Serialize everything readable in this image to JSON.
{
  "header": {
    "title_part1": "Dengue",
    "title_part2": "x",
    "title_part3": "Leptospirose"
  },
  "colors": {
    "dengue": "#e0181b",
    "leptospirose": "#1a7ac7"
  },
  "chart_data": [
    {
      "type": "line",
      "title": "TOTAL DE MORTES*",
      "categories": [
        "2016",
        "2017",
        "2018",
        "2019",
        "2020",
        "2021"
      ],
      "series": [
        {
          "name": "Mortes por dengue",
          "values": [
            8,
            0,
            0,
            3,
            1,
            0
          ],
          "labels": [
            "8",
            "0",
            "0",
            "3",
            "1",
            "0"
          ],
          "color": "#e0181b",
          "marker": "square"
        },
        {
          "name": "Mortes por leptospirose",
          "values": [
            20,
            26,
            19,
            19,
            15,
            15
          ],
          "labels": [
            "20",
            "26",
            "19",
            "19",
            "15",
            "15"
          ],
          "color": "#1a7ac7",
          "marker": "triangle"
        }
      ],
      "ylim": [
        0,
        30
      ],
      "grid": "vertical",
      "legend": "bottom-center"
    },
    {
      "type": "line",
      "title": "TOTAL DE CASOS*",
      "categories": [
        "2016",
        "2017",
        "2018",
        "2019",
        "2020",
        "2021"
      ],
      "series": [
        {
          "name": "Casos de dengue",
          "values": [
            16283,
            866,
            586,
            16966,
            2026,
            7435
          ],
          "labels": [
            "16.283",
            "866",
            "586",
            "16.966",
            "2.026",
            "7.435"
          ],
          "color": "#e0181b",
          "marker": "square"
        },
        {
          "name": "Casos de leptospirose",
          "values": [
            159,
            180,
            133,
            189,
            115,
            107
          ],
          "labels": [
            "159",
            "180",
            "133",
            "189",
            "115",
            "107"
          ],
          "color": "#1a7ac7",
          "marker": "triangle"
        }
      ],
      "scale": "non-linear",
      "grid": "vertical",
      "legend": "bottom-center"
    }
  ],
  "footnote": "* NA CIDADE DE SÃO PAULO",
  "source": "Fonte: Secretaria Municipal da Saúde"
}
==
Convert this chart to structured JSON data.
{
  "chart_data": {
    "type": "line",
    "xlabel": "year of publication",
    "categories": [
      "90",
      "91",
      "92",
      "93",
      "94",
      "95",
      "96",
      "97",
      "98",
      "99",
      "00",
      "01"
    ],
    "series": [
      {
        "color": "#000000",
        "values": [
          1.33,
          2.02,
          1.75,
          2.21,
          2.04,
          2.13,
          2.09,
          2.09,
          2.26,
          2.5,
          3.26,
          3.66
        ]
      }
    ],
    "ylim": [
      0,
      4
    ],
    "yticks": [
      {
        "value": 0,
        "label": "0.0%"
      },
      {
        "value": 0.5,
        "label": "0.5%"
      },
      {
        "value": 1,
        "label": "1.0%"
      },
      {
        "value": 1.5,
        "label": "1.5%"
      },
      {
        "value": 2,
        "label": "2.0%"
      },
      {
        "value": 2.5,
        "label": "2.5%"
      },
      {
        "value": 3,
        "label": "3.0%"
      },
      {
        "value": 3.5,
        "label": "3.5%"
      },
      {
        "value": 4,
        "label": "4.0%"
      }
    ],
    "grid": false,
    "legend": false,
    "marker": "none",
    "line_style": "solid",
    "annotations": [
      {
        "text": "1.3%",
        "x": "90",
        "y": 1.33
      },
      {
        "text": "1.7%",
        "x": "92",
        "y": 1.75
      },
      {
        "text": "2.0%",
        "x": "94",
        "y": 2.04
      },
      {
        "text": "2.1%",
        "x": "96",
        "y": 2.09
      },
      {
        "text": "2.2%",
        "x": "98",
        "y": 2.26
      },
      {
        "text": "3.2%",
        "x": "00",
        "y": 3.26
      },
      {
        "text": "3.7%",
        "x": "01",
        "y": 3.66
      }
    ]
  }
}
* * *
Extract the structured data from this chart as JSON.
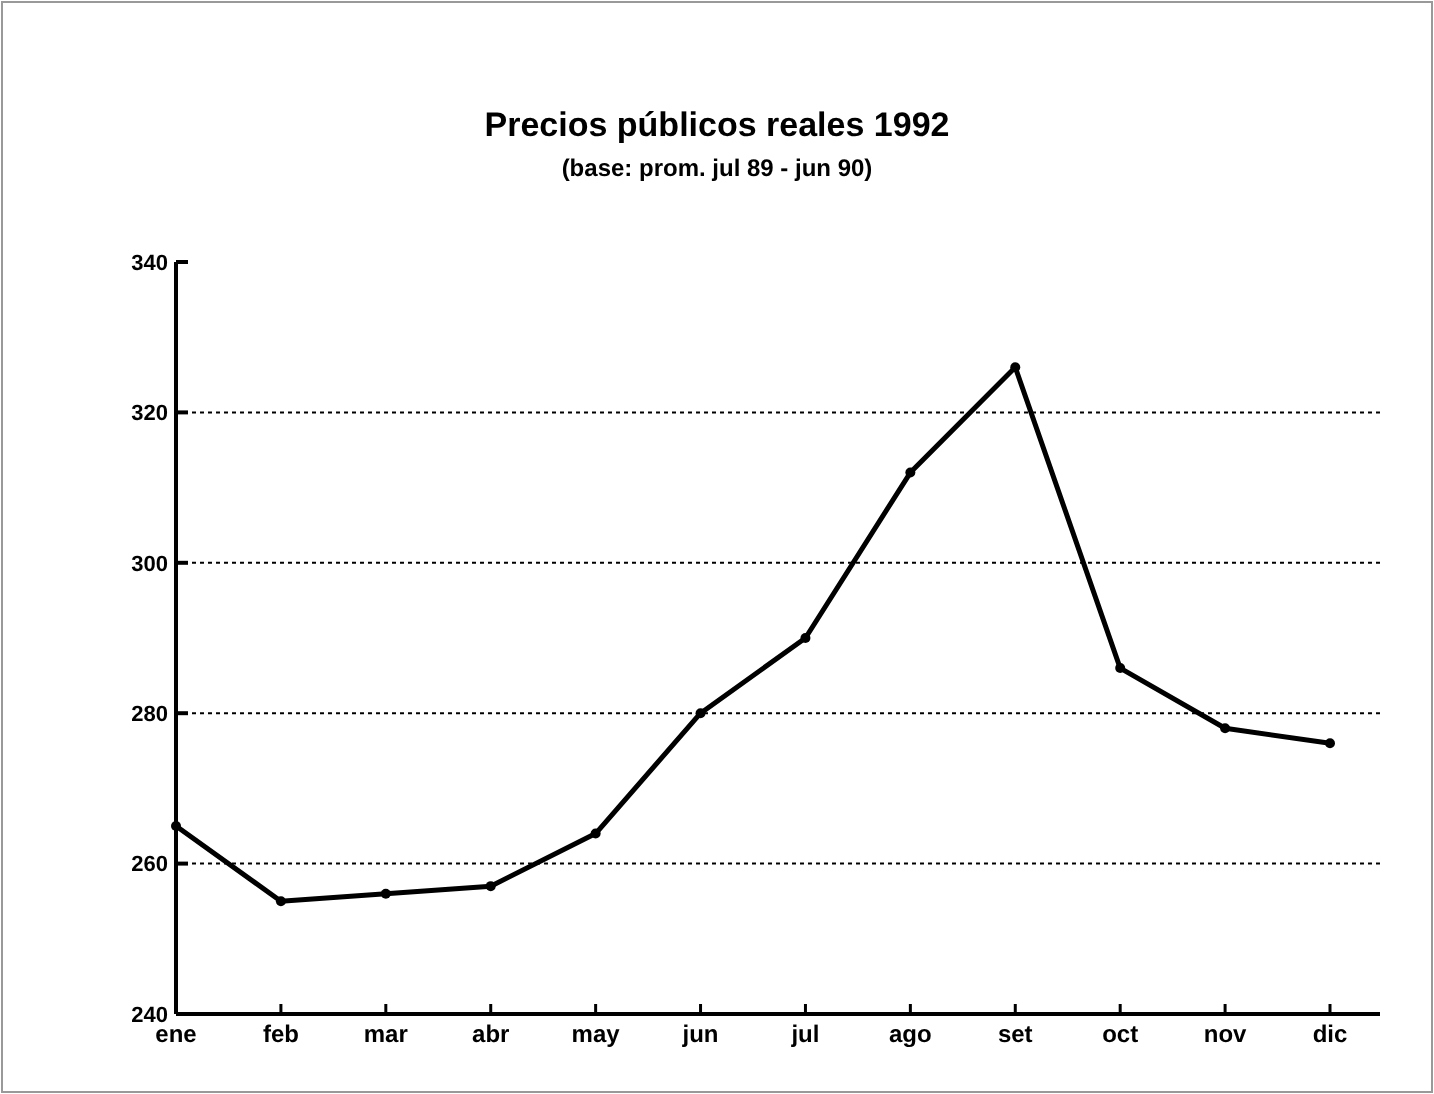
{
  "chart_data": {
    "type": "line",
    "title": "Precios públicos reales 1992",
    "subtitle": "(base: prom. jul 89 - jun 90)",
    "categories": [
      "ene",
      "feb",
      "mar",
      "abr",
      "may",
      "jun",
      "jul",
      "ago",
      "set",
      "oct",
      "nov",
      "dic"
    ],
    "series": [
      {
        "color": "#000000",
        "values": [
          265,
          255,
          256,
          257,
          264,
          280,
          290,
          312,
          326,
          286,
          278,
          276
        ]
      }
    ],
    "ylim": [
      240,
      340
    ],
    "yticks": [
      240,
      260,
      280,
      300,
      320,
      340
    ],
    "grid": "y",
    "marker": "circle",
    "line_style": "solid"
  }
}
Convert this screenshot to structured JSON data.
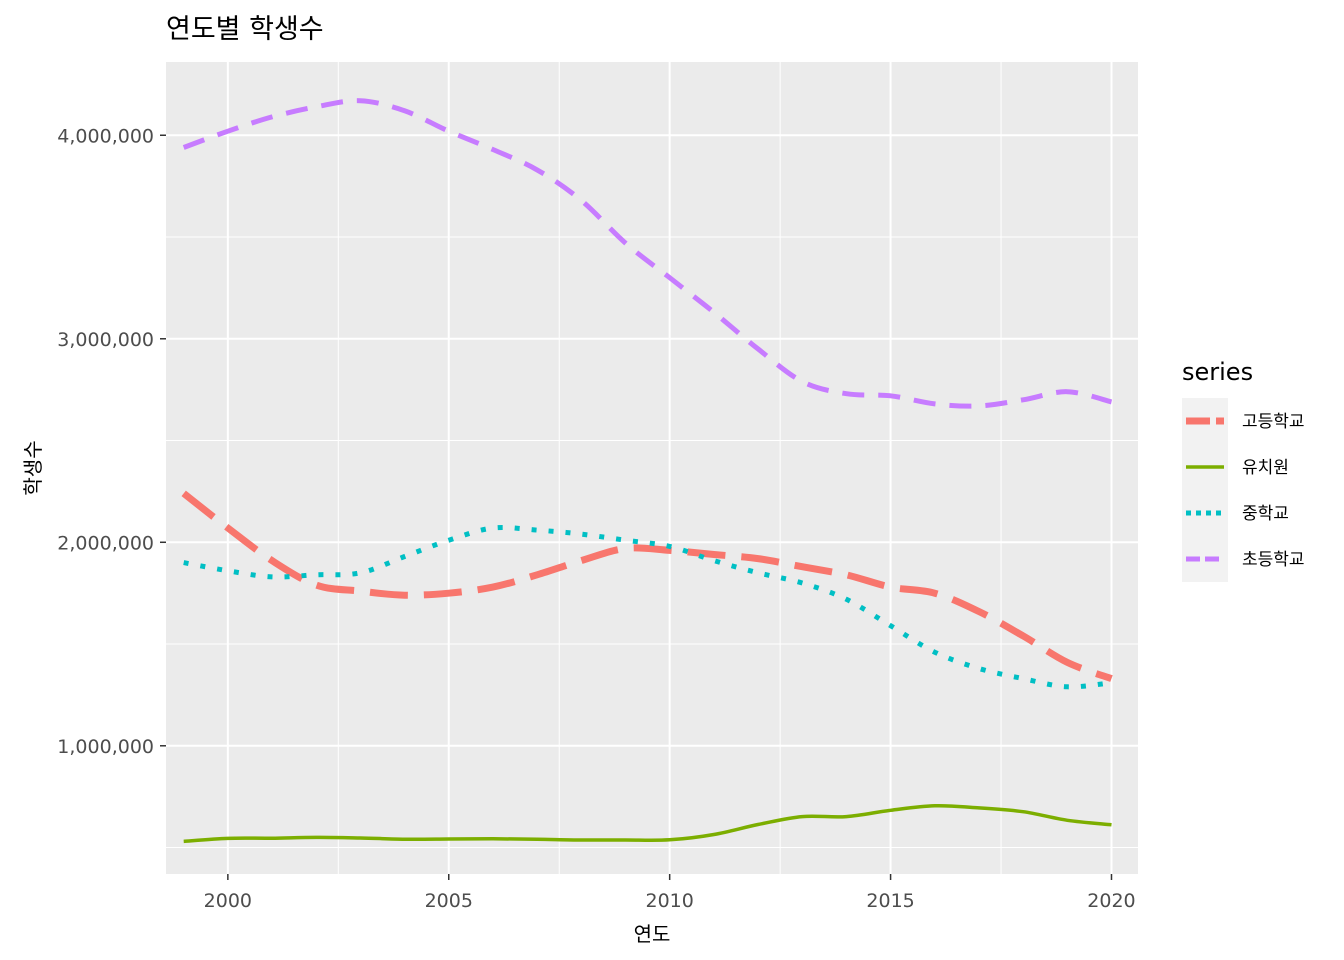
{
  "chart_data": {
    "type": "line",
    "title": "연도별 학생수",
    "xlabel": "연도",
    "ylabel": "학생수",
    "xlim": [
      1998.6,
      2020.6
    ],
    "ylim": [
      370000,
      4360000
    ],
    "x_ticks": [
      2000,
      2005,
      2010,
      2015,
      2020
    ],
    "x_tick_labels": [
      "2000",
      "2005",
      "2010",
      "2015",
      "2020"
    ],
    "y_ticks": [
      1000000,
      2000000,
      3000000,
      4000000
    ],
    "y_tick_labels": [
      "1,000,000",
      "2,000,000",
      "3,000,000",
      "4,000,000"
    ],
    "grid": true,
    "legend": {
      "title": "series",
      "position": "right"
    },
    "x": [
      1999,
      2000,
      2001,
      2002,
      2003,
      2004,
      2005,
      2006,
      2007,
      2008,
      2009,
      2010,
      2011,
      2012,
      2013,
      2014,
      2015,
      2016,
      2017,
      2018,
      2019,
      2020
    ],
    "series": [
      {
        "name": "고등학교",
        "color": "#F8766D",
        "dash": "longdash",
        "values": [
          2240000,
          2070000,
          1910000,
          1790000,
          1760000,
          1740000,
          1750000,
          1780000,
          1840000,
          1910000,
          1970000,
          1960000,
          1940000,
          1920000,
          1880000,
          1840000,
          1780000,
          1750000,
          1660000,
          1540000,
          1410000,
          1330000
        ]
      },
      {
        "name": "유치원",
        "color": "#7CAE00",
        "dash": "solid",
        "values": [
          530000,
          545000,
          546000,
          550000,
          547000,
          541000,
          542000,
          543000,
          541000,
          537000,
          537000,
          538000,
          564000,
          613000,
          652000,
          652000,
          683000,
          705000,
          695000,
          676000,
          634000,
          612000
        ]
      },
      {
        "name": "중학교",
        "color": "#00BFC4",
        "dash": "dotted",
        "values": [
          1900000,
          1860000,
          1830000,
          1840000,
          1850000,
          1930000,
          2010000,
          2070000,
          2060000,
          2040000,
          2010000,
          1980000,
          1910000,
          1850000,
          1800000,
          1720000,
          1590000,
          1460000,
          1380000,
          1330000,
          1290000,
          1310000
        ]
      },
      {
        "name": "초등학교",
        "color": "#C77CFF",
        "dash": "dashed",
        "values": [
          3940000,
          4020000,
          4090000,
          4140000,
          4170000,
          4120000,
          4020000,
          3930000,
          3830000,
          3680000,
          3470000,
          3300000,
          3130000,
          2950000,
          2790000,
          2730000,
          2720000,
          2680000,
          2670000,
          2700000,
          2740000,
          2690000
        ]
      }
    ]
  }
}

- **Given instruction**
Show the lines of the material that contain the word "JSON".

- **Exercise solution**
Serialize everything readable in this image to JSON.
Convert this chart to structured JSON data.
Extract the structured data from this chart as JSON.
Convert this screenshot to structured JSON data.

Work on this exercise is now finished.